Image records of document pages —
┌──
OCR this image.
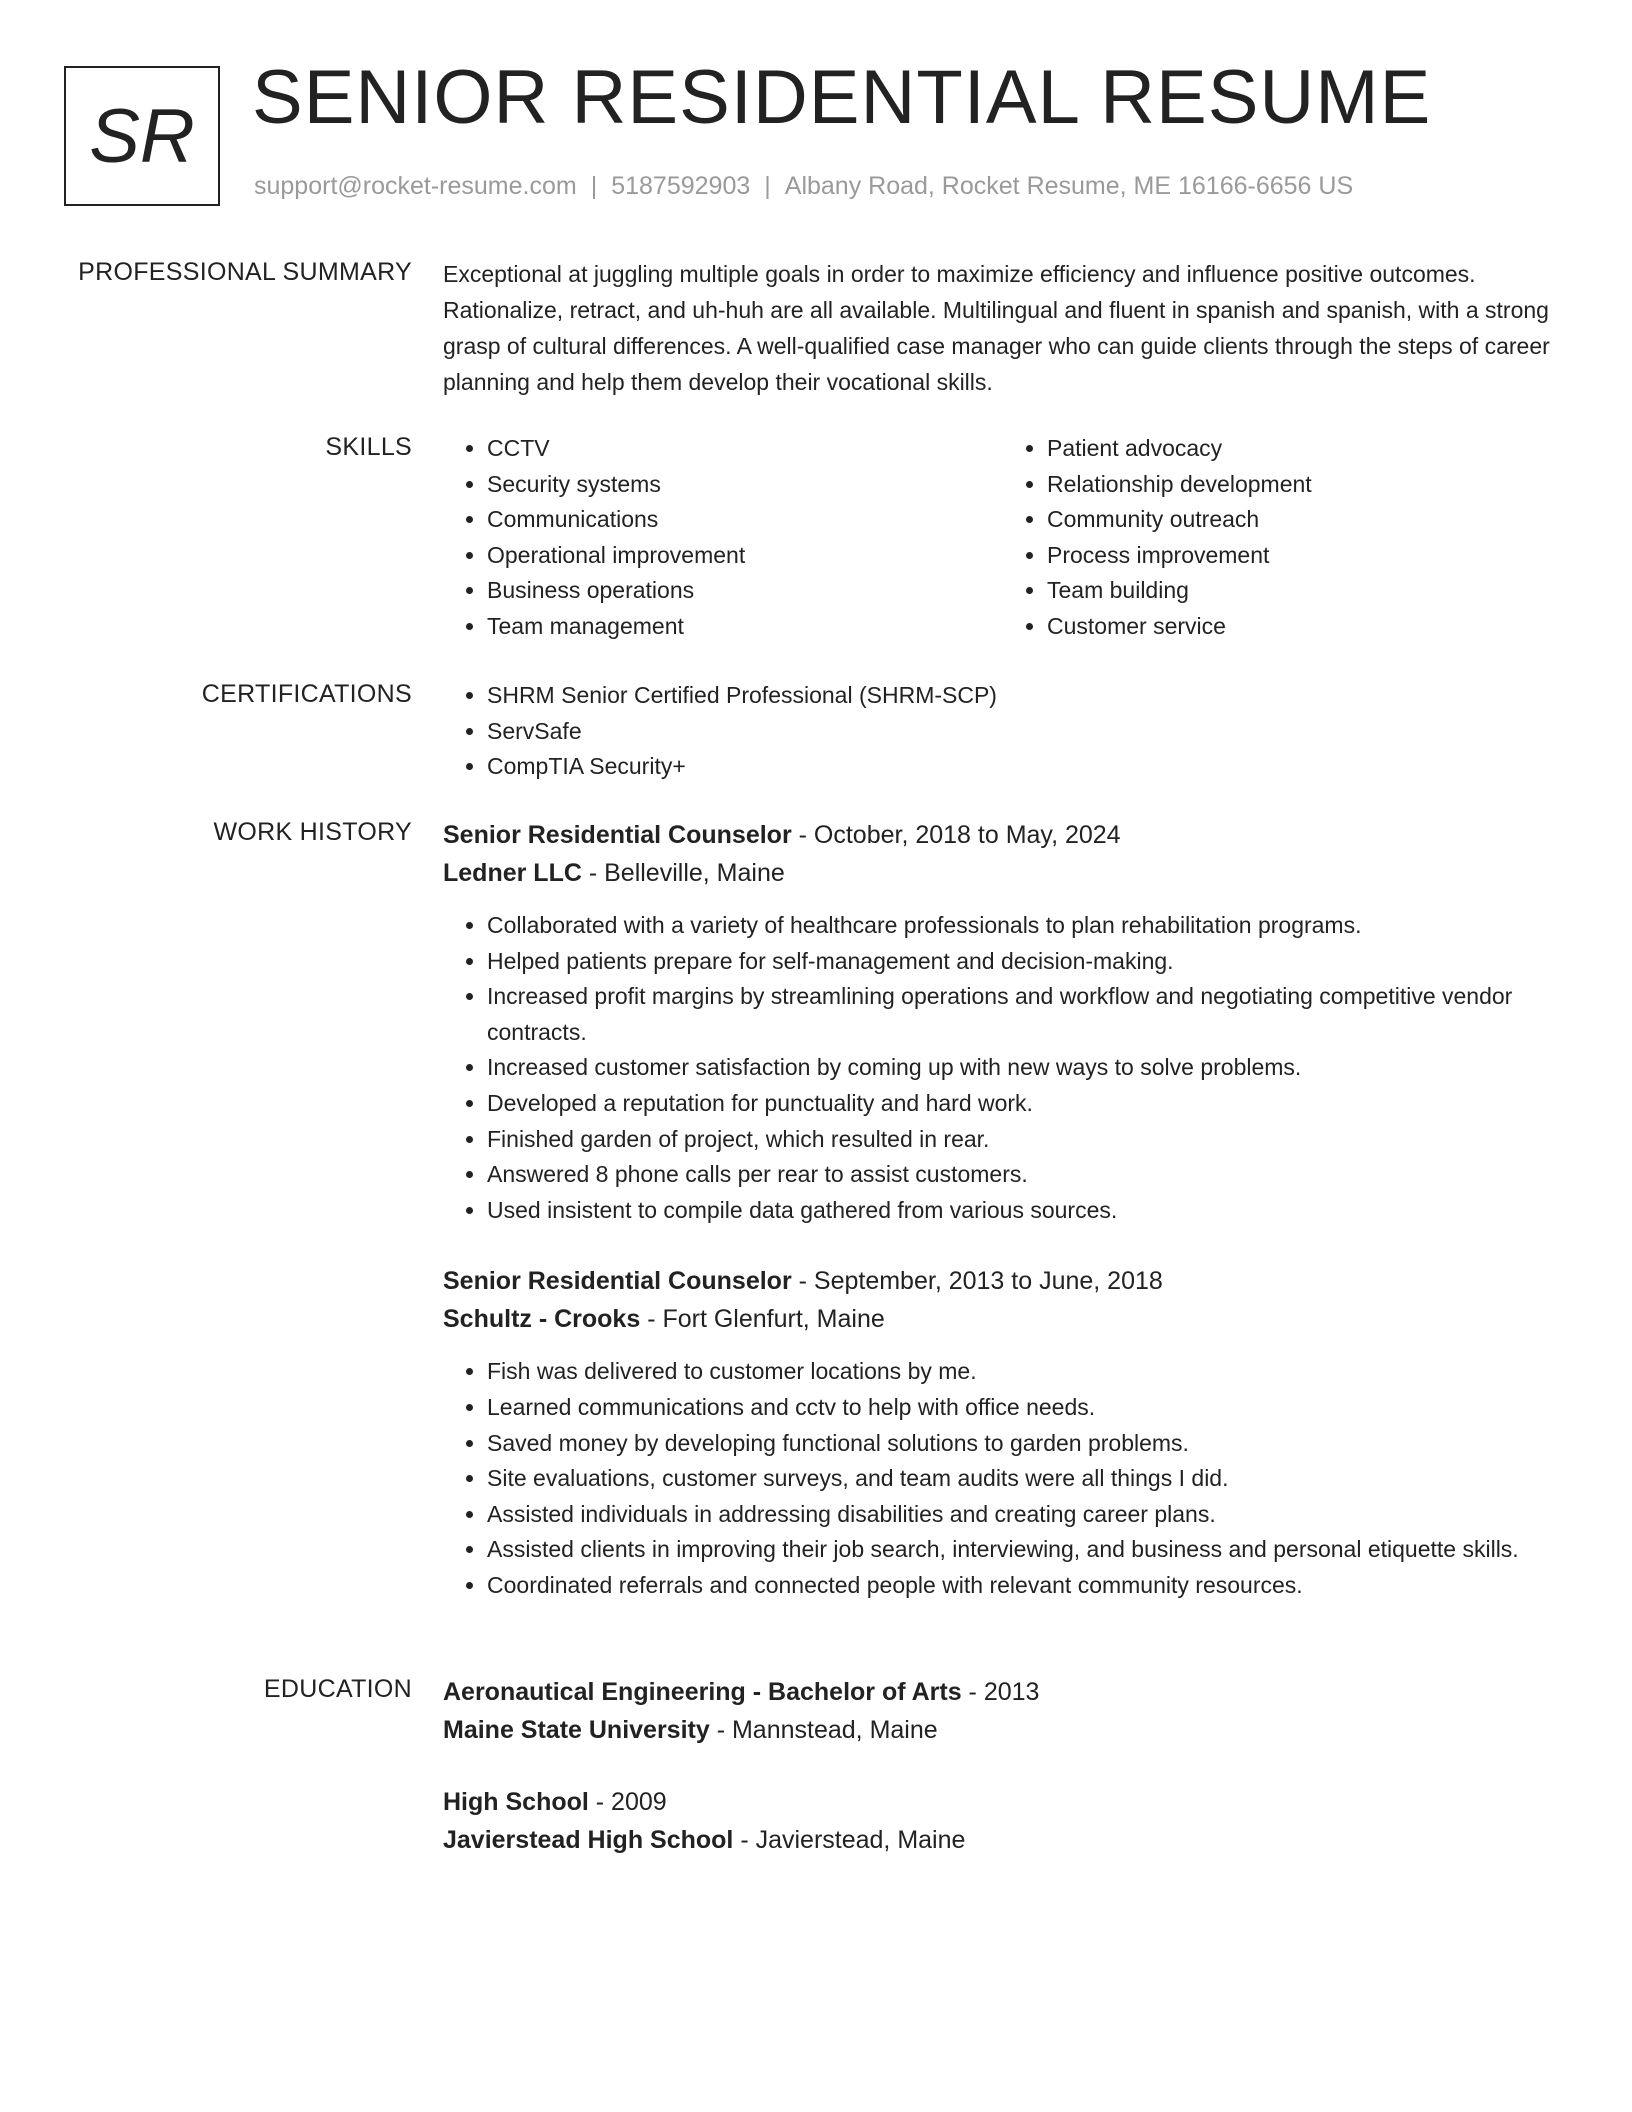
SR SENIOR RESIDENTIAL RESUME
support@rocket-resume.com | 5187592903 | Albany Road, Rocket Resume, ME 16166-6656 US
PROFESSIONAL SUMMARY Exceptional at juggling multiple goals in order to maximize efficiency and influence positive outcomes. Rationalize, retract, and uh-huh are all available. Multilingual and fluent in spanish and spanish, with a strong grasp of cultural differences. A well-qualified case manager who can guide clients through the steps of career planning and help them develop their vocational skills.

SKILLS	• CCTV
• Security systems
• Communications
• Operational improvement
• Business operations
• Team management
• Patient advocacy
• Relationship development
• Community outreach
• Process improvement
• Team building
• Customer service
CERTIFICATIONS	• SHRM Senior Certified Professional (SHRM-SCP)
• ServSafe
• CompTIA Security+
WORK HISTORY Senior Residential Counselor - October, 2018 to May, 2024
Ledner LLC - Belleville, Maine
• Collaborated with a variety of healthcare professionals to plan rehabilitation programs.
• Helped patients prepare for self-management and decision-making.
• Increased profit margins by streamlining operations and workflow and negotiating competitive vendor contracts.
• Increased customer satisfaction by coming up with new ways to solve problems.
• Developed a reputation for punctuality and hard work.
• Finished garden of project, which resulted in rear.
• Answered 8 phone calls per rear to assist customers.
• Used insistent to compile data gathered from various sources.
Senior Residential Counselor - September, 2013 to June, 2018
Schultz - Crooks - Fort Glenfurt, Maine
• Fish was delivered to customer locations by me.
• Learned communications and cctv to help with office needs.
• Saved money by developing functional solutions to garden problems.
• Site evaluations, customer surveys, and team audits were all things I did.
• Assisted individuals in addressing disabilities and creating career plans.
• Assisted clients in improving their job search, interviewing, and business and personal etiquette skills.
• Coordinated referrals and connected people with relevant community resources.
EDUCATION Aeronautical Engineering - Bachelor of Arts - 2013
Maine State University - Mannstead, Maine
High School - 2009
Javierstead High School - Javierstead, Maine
└──
TASK INSTRUCTIONS — Copy every record exactly, leaving the pictures out.

ANSWER SECTION —
OCR this image.
SR SENIOR RESIDENTIAL RESUME
support@rocket-resume.com | 5187592903 | Albany Road, Rocket Resume, ME 16166-6656 US
PROFESSIONAL SUMMARY Exceptional at juggling multiple goals in order to maximize efficiency and influence positive outcomes. Rationalize, retract, and uh-huh are all available. Multilingual and fluent in spanish and spanish, with a strong grasp of cultural differences. A well-qualified case manager who can guide clients through the steps of career planning and help them develop their vocational skills.

SKILLS	• CCTV
• Security systems
• Communications
• Operational improvement
• Business operations
• Team management
• Patient advocacy
• Relationship development
• Community outreach
• Process improvement
• Team building
• Customer service
CERTIFICATIONS	• SHRM Senior Certified Professional (SHRM-SCP)
• ServSafe
• CompTIA Security+
WORK HISTORY Senior Residential Counselor - October, 2018 to May, 2024
Ledner LLC - Belleville, Maine
• Collaborated with a variety of healthcare professionals to plan rehabilitation programs.
• Helped patients prepare for self-management and decision-making.
• Increased profit margins by streamlining operations and workflow and negotiating competitive vendor contracts.
• Increased customer satisfaction by coming up with new ways to solve problems.
• Developed a reputation for punctuality and hard work.
• Finished garden of project, which resulted in rear.
• Answered 8 phone calls per rear to assist customers.
• Used insistent to compile data gathered from various sources.
Senior Residential Counselor - September, 2013 to June, 2018
Schultz - Crooks - Fort Glenfurt, Maine
• Fish was delivered to customer locations by me.
• Learned communications and cctv to help with office needs.
• Saved money by developing functional solutions to garden problems.
• Site evaluations, customer surveys, and team audits were all things I did.
• Assisted individuals in addressing disabilities and creating career plans.
• Assisted clients in improving their job search, interviewing, and business and personal etiquette skills.
• Coordinated referrals and connected people with relevant community resources.
EDUCATION Aeronautical Engineering - Bachelor of Arts - 2013
Maine State University - Mannstead, Maine
High School - 2009
Javierstead High School - Javierstead, Maine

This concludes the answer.